READING PASSAGE
It is perhaps no wonder that my girlfriend wanted to come to Highbury: there wasn’t really very much else of me (she’d listened to my Ramones album), or at least nothing that I had yet discovered and extracted. I did have things that were mine—my friends, my relationships with my mum and my dad and my sister, my music, my love for cinema, my sense of humour—but I couldn’t see that they amounted to very much that was individual, not in the way that her things were individual; but my solitary and intense devotion to Arsenal, and its attendant necessities (my vowel-mangling was by now at a point of almost inoperable crisis) … well, at least it had an edge to it, and gave me a couple of features other than a nose, two eyes and a mouth.

Just Like a Woman

CAMBRIDGE UNITED v EXETER CITY

29.4.78

My arrival in Cambridge provoked the two best seasons in United’s short history. In my first year they won the Fourth Division by a mile; in my second, they found life a bit tougher in the Third, and had to wait until the final week of the season before clinching promotion. They had two games in a week at the Abbey: one on the Tuesday night against Wrexham, the best team in the division, which they won 1-0, and one on the Saturday against Exeter, which they needed to win to be sure of going up.

MATERIAL
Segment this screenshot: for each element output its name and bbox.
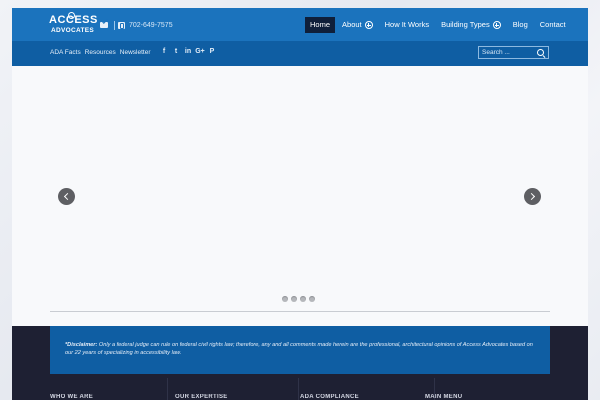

DIRECTIONS FOR THIS TASK
Reproduce the part of the football memoir passage starting at "Just Like a Woman" and ending at "of going up.". The data have no connection to the football memoir passage.

COMPLETE ANSWER
Just Like a Woman

CAMBRIDGE UNITED v EXETER CITY

29.4.78

My arrival in Cambridge provoked the two best seasons in United’s short history. In my first year they won the Fourth Division by a mile; in my second, they found life a bit tougher in the Third, and had to wait until the final week of the season before clinching promotion. They had two games in a week at the Abbey: one on the Tuesday night against Wrexham, the best team in the division, which they won 1-0, and one on the Saturday against Exeter, which they needed to win to be sure of going up.